Stated goal
Each entry below should be reproduced character for character.

* start Data rows *

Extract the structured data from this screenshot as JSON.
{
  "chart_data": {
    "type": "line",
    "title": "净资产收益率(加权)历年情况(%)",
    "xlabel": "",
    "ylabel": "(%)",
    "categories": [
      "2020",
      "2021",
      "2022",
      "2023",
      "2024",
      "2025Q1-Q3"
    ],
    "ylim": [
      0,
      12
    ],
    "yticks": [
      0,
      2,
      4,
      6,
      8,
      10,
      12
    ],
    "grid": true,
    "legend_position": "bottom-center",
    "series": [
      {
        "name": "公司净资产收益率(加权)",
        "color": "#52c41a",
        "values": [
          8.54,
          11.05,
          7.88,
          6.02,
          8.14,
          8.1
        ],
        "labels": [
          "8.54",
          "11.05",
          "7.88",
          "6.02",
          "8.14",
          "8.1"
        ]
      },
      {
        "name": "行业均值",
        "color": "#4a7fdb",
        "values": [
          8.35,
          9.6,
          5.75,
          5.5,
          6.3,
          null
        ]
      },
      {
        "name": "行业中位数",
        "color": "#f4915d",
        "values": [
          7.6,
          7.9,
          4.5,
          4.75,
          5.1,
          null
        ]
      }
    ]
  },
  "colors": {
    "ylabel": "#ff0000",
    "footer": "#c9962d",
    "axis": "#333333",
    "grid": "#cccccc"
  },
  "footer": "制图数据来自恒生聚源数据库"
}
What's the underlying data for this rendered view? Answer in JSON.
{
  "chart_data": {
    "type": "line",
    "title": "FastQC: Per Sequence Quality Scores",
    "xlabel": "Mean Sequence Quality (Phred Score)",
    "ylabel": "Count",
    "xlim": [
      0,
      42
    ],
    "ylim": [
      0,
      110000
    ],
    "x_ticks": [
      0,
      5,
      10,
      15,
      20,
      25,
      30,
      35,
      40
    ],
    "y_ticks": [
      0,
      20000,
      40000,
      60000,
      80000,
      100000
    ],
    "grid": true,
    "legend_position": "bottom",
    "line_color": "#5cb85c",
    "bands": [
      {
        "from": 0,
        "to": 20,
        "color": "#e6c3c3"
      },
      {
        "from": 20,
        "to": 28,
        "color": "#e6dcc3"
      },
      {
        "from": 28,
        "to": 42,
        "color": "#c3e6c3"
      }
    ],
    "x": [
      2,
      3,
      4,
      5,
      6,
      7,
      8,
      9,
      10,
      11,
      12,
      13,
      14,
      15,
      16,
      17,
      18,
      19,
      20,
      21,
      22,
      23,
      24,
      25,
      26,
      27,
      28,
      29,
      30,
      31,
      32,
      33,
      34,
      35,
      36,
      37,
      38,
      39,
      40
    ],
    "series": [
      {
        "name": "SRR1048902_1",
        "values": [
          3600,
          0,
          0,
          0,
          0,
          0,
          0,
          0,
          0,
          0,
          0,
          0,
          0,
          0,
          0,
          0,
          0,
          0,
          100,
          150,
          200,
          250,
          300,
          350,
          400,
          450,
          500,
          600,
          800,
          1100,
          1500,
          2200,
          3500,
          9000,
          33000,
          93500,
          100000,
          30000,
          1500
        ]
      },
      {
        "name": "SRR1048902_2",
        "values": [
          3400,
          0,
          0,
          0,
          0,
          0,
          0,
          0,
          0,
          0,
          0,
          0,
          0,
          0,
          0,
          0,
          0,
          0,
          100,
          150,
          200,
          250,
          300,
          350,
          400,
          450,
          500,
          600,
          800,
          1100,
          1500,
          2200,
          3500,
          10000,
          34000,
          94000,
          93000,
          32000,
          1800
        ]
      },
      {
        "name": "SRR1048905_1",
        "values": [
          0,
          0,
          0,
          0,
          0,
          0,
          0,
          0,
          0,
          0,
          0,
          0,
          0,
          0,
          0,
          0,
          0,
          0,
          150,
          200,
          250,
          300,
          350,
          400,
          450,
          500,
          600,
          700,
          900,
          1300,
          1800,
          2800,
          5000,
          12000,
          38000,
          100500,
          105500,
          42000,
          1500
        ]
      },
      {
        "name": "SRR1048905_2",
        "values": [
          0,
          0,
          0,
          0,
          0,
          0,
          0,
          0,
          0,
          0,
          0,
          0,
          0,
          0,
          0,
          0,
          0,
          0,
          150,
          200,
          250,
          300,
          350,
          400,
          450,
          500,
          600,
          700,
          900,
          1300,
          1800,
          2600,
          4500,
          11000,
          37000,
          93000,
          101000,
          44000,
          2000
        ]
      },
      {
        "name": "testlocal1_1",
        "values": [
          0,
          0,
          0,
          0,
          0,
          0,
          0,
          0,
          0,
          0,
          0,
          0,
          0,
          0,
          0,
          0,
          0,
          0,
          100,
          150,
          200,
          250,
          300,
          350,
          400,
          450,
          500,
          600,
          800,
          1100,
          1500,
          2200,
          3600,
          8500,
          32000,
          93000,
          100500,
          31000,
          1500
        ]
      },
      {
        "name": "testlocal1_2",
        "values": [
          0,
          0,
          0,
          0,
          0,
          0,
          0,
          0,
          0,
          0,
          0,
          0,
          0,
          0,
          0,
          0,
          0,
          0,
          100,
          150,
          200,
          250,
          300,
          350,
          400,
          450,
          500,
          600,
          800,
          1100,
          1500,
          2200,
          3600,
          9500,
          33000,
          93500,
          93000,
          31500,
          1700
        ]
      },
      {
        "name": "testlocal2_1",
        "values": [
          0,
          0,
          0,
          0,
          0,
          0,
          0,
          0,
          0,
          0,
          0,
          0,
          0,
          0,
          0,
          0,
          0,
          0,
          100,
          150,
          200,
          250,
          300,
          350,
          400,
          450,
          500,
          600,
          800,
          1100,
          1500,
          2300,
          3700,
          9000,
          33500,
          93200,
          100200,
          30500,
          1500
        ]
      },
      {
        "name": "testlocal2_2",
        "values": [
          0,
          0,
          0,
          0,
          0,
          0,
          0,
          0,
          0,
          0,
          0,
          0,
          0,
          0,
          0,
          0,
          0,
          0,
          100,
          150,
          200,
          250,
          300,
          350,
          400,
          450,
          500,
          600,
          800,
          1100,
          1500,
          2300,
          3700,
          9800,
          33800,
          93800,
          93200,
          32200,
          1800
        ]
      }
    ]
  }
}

* end Data rows *

Reply to the exercise
Extract the structured data from this screenshot as JSON.
{
  "chart_data": {
    "type": "line",
    "title": "净资产收益率(加权)历年情况(%)",
    "xlabel": "",
    "ylabel": "(%)",
    "categories": [
      "2020",
      "2021",
      "2022",
      "2023",
      "2024",
      "2025Q1-Q3"
    ],
    "ylim": [
      0,
      12
    ],
    "yticks": [
      0,
      2,
      4,
      6,
      8,
      10,
      12
    ],
    "grid": true,
    "legend_position": "bottom-center",
    "series": [
      {
        "name": "公司净资产收益率(加权)",
        "color": "#52c41a",
        "values": [
          8.54,
          11.05,
          7.88,
          6.02,
          8.14,
          8.1
        ],
        "labels": [
          "8.54",
          "11.05",
          "7.88",
          "6.02",
          "8.14",
          "8.1"
        ]
      },
      {
        "name": "行业均值",
        "color": "#4a7fdb",
        "values": [
          8.35,
          9.6,
          5.75,
          5.5,
          6.3,
          null
        ]
      },
      {
        "name": "行业中位数",
        "color": "#f4915d",
        "values": [
          7.6,
          7.9,
          4.5,
          4.75,
          5.1,
          null
        ]
      }
    ]
  },
  "colors": {
    "ylabel": "#ff0000",
    "footer": "#c9962d",
    "axis": "#333333",
    "grid": "#cccccc"
  },
  "footer": "制图数据来自恒生聚源数据库"
}
What's the underlying data for this rendered view? Answer in JSON.
{
  "chart_data": {
    "type": "line",
    "title": "FastQC: Per Sequence Quality Scores",
    "xlabel": "Mean Sequence Quality (Phred Score)",
    "ylabel": "Count",
    "xlim": [
      0,
      42
    ],
    "ylim": [
      0,
      110000
    ],
    "x_ticks": [
      0,
      5,
      10,
      15,
      20,
      25,
      30,
      35,
      40
    ],
    "y_ticks": [
      0,
      20000,
      40000,
      60000,
      80000,
      100000
    ],
    "grid": true,
    "legend_position": "bottom",
    "line_color": "#5cb85c",
    "bands": [
      {
        "from": 0,
        "to": 20,
        "color": "#e6c3c3"
      },
      {
        "from": 20,
        "to": 28,
        "color": "#e6dcc3"
      },
      {
        "from": 28,
        "to": 42,
        "color": "#c3e6c3"
      }
    ],
    "x": [
      2,
      3,
      4,
      5,
      6,
      7,
      8,
      9,
      10,
      11,
      12,
      13,
      14,
      15,
      16,
      17,
      18,
      19,
      20,
      21,
      22,
      23,
      24,
      25,
      26,
      27,
      28,
      29,
      30,
      31,
      32,
      33,
      34,
      35,
      36,
      37,
      38,
      39,
      40
    ],
    "series": [
      {
        "name": "SRR1048902_1",
        "values": [
          3600,
          0,
          0,
          0,
          0,
          0,
          0,
          0,
          0,
          0,
          0,
          0,
          0,
          0,
          0,
          0,
          0,
          0,
          100,
          150,
          200,
          250,
          300,
          350,
          400,
          450,
          500,
          600,
          800,
          1100,
          1500,
          2200,
          3500,
          9000,
          33000,
          93500,
          100000,
          30000,
          1500
        ]
      },
      {
        "name": "SRR1048902_2",
        "values": [
          3400,
          0,
          0,
          0,
          0,
          0,
          0,
          0,
          0,
          0,
          0,
          0,
          0,
          0,
          0,
          0,
          0,
          0,
          100,
          150,
          200,
          250,
          300,
          350,
          400,
          450,
          500,
          600,
          800,
          1100,
          1500,
          2200,
          3500,
          10000,
          34000,
          94000,
          93000,
          32000,
          1800
        ]
      },
      {
        "name": "SRR1048905_1",
        "values": [
          0,
          0,
          0,
          0,
          0,
          0,
          0,
          0,
          0,
          0,
          0,
          0,
          0,
          0,
          0,
          0,
          0,
          0,
          150,
          200,
          250,
          300,
          350,
          400,
          450,
          500,
          600,
          700,
          900,
          1300,
          1800,
          2800,
          5000,
          12000,
          38000,
          100500,
          105500,
          42000,
          1500
        ]
      },
      {
        "name": "SRR1048905_2",
        "values": [
          0,
          0,
          0,
          0,
          0,
          0,
          0,
          0,
          0,
          0,
          0,
          0,
          0,
          0,
          0,
          0,
          0,
          0,
          150,
          200,
          250,
          300,
          350,
          400,
          450,
          500,
          600,
          700,
          900,
          1300,
          1800,
          2600,
          4500,
          11000,
          37000,
          93000,
          101000,
          44000,
          2000
        ]
      },
      {
        "name": "testlocal1_1",
        "values": [
          0,
          0,
          0,
          0,
          0,
          0,
          0,
          0,
          0,
          0,
          0,
          0,
          0,
          0,
          0,
          0,
          0,
          0,
          100,
          150,
          200,
          250,
          300,
          350,
          400,
          450,
          500,
          600,
          800,
          1100,
          1500,
          2200,
          3600,
          8500,
          32000,
          93000,
          100500,
          31000,
          1500
        ]
      },
      {
        "name": "testlocal1_2",
        "values": [
          0,
          0,
          0,
          0,
          0,
          0,
          0,
          0,
          0,
          0,
          0,
          0,
          0,
          0,
          0,
          0,
          0,
          0,
          100,
          150,
          200,
          250,
          300,
          350,
          400,
          450,
          500,
          600,
          800,
          1100,
          1500,
          2200,
          3600,
          9500,
          33000,
          93500,
          93000,
          31500,
          1700
        ]
      },
      {
        "name": "testlocal2_1",
        "values": [
          0,
          0,
          0,
          0,
          0,
          0,
          0,
          0,
          0,
          0,
          0,
          0,
          0,
          0,
          0,
          0,
          0,
          0,
          100,
          150,
          200,
          250,
          300,
          350,
          400,
          450,
          500,
          600,
          800,
          1100,
          1500,
          2300,
          3700,
          9000,
          33500,
          93200,
          100200,
          30500,
          1500
        ]
      },
      {
        "name": "testlocal2_2",
        "values": [
          0,
          0,
          0,
          0,
          0,
          0,
          0,
          0,
          0,
          0,
          0,
          0,
          0,
          0,
          0,
          0,
          0,
          0,
          100,
          150,
          200,
          250,
          300,
          350,
          400,
          450,
          500,
          600,
          800,
          1100,
          1500,
          2300,
          3700,
          9800,
          33800,
          93800,
          93200,
          32200,
          1800
        ]
      }
    ]
  }
}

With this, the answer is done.